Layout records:
• • •
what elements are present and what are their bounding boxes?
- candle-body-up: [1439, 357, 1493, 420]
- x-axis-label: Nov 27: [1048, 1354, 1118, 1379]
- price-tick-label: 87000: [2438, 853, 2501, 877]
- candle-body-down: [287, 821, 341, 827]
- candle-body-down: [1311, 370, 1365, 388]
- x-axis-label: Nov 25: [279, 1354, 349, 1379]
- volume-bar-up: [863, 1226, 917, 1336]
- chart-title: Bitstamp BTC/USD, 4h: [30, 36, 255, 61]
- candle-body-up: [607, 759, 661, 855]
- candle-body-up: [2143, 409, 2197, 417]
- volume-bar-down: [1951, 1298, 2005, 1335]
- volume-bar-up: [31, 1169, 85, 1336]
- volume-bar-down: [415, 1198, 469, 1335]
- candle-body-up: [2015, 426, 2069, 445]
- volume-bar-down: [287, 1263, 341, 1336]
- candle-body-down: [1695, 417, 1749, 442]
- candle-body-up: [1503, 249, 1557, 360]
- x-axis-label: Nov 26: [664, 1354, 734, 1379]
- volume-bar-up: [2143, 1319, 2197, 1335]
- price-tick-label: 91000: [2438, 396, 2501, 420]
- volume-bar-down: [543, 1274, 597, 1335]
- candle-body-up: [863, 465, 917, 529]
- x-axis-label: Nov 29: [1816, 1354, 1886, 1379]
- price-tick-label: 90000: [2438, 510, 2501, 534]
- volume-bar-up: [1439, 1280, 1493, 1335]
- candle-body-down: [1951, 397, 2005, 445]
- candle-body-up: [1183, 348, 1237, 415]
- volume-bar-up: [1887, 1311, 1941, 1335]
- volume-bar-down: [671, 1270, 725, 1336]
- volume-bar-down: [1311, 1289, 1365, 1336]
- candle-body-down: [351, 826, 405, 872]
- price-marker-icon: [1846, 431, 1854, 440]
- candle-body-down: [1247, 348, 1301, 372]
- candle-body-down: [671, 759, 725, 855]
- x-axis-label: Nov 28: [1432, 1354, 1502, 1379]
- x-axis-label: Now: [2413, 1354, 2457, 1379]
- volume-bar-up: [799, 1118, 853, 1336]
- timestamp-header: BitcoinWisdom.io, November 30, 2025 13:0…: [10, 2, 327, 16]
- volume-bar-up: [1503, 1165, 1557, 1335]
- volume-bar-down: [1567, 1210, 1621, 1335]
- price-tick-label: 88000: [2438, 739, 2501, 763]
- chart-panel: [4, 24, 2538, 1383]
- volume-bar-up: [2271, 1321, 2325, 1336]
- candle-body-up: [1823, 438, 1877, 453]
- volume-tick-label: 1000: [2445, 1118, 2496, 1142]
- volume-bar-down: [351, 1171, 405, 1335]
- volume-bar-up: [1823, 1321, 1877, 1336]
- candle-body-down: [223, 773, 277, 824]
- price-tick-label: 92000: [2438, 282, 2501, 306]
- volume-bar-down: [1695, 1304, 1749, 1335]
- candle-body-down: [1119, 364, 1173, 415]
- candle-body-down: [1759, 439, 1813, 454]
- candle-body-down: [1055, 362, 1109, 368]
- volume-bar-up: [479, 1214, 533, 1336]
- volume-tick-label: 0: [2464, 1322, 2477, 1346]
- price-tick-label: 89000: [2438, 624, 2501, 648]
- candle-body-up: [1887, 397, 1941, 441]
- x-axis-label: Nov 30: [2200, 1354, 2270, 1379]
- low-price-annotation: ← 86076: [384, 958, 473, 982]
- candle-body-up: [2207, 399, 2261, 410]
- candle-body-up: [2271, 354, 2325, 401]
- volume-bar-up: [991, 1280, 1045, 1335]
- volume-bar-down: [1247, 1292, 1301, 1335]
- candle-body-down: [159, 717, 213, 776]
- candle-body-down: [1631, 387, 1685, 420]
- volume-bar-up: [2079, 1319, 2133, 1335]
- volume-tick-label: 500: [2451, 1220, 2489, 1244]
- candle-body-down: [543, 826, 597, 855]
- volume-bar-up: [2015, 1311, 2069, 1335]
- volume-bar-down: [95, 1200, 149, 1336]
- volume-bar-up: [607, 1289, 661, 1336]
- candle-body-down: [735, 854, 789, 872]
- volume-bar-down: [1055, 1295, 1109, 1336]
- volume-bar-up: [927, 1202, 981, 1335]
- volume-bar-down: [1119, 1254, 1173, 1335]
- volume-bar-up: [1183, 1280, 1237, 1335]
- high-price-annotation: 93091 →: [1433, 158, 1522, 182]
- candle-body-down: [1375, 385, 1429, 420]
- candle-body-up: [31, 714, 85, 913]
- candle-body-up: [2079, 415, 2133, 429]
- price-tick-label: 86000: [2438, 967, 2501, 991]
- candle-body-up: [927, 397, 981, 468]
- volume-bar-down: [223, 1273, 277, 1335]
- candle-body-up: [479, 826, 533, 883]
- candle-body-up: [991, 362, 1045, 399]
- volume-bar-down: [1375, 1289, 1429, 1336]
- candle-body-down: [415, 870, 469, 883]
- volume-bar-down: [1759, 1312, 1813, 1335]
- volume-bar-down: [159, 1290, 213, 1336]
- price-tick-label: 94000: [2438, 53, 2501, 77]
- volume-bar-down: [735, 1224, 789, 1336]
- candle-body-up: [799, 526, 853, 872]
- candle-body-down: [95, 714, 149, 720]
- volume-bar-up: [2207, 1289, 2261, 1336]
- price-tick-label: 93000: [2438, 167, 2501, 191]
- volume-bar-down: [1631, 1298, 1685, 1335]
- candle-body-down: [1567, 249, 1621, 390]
• • •
Format every line of the records as a numbered list, omitting any blank lines.

1. what elements are present and what are their bounding boxes?
2. - candle-body-up: [1439, 357, 1493, 420]
3. - x-axis-label: Nov 27: [1048, 1354, 1118, 1379]
4. - price-tick-label: 87000: [2438, 853, 2501, 877]
5. - candle-body-down: [287, 821, 341, 827]
6. - candle-body-down: [1311, 370, 1365, 388]
7. - x-axis-label: Nov 25: [279, 1354, 349, 1379]
8. - volume-bar-up: [863, 1226, 917, 1336]
9. - chart-title: Bitstamp BTC/USD, 4h: [30, 36, 255, 61]
10. - candle-body-up: [607, 759, 661, 855]
11. - candle-body-up: [2143, 409, 2197, 417]
12. - volume-bar-down: [1951, 1298, 2005, 1335]
13. - volume-bar-up: [31, 1169, 85, 1336]
14. - volume-bar-down: [415, 1198, 469, 1335]
15. - candle-body-up: [2015, 426, 2069, 445]
16. - volume-bar-down: [287, 1263, 341, 1336]
17. - candle-body-down: [1695, 417, 1749, 442]
18. - candle-body-up: [1503, 249, 1557, 360]
19. - x-axis-label: Nov 26: [664, 1354, 734, 1379]
20. - volume-bar-up: [2143, 1319, 2197, 1335]
21. - price-tick-label: 91000: [2438, 396, 2501, 420]
22. - volume-bar-down: [543, 1274, 597, 1335]
23. - candle-body-up: [863, 465, 917, 529]
24. - x-axis-label: Nov 29: [1816, 1354, 1886, 1379]
25. - price-tick-label: 90000: [2438, 510, 2501, 534]
26. - volume-bar-up: [1439, 1280, 1493, 1335]
27. - candle-body-down: [1951, 397, 2005, 445]
28. - candle-body-up: [1183, 348, 1237, 415]
29. - volume-bar-up: [1887, 1311, 1941, 1335]
30. - volume-bar-down: [671, 1270, 725, 1336]
31. - volume-bar-down: [1311, 1289, 1365, 1336]
32. - candle-body-down: [351, 826, 405, 872]
33. - price-marker-icon: [1846, 431, 1854, 440]
34. - candle-body-down: [1247, 348, 1301, 372]
35. - candle-body-down: [671, 759, 725, 855]
36. - x-axis-label: Nov 28: [1432, 1354, 1502, 1379]
37. - x-axis-label: Now: [2413, 1354, 2457, 1379]
38. - volume-bar-up: [799, 1118, 853, 1336]
39. - timestamp-header: BitcoinWisdom.io, November 30, 2025 13:0…: [10, 2, 327, 16]
40. - volume-bar-up: [1503, 1165, 1557, 1335]
41. - volume-bar-down: [1567, 1210, 1621, 1335]
42. - price-tick-label: 88000: [2438, 739, 2501, 763]
43. - chart-panel: [4, 24, 2538, 1383]
44. - volume-bar-up: [2271, 1321, 2325, 1336]
45. - candle-body-up: [1823, 438, 1877, 453]
46. - volume-tick-label: 1000: [2445, 1118, 2496, 1142]
47. - volume-bar-down: [351, 1171, 405, 1335]
48. - volume-bar-up: [1823, 1321, 1877, 1336]
49. - candle-body-down: [223, 773, 277, 824]
50. - price-tick-label: 92000: [2438, 282, 2501, 306]
51. - volume-bar-down: [1695, 1304, 1749, 1335]
52. - candle-body-down: [1119, 364, 1173, 415]
53. - candle-body-down: [1759, 439, 1813, 454]
54. - candle-body-down: [1055, 362, 1109, 368]
55. - volume-bar-up: [479, 1214, 533, 1336]
56. - volume-tick-label: 0: [2464, 1322, 2477, 1346]
57. - price-tick-label: 89000: [2438, 624, 2501, 648]
58. - candle-body-up: [1887, 397, 1941, 441]
59. - x-axis-label: Nov 30: [2200, 1354, 2270, 1379]
60. - low-price-annotation: ← 86076: [384, 958, 473, 982]
61. - candle-body-up: [2207, 399, 2261, 410]
62. - candle-body-up: [2271, 354, 2325, 401]
63. - volume-bar-up: [991, 1280, 1045, 1335]
64. - volume-bar-down: [1247, 1292, 1301, 1335]
65. - candle-body-down: [159, 717, 213, 776]
66. - candle-body-down: [1631, 387, 1685, 420]
67. - volume-bar-up: [2079, 1319, 2133, 1335]
68. - volume-tick-label: 500: [2451, 1220, 2489, 1244]
69. - candle-body-down: [543, 826, 597, 855]
70. - volume-bar-up: [2015, 1311, 2069, 1335]
71. - volume-bar-down: [95, 1200, 149, 1336]
72. - volume-bar-up: [607, 1289, 661, 1336]
73. - candle-body-down: [735, 854, 789, 872]
74. - volume-bar-down: [1055, 1295, 1109, 1336]
75. - volume-bar-up: [927, 1202, 981, 1335]
76. - volume-bar-down: [1119, 1254, 1173, 1335]
77. - volume-bar-up: [1183, 1280, 1237, 1335]
78. - high-price-annotation: 93091 →: [1433, 158, 1522, 182]
79. - candle-body-down: [1375, 385, 1429, 420]
80. - candle-body-up: [31, 714, 85, 913]
81. - candle-body-up: [2079, 415, 2133, 429]
82. - price-tick-label: 86000: [2438, 967, 2501, 991]
83. - candle-body-up: [927, 397, 981, 468]
84. - volume-bar-down: [223, 1273, 277, 1335]
85. - candle-body-up: [479, 826, 533, 883]
86. - candle-body-up: [991, 362, 1045, 399]
87. - volume-bar-down: [1375, 1289, 1429, 1336]
88. - candle-body-down: [415, 870, 469, 883]
89. - volume-bar-down: [1759, 1312, 1813, 1335]
90. - volume-bar-down: [159, 1290, 213, 1336]
91. - price-tick-label: 94000: [2438, 53, 2501, 77]
92. - volume-bar-down: [735, 1224, 789, 1336]
93. - candle-body-up: [799, 526, 853, 872]
94. - candle-body-down: [95, 714, 149, 720]
95. - volume-bar-up: [2207, 1289, 2261, 1336]
96. - price-tick-label: 93000: [2438, 167, 2501, 191]
97. - volume-bar-down: [1631, 1298, 1685, 1335]
98. - candle-body-down: [1567, 249, 1621, 390]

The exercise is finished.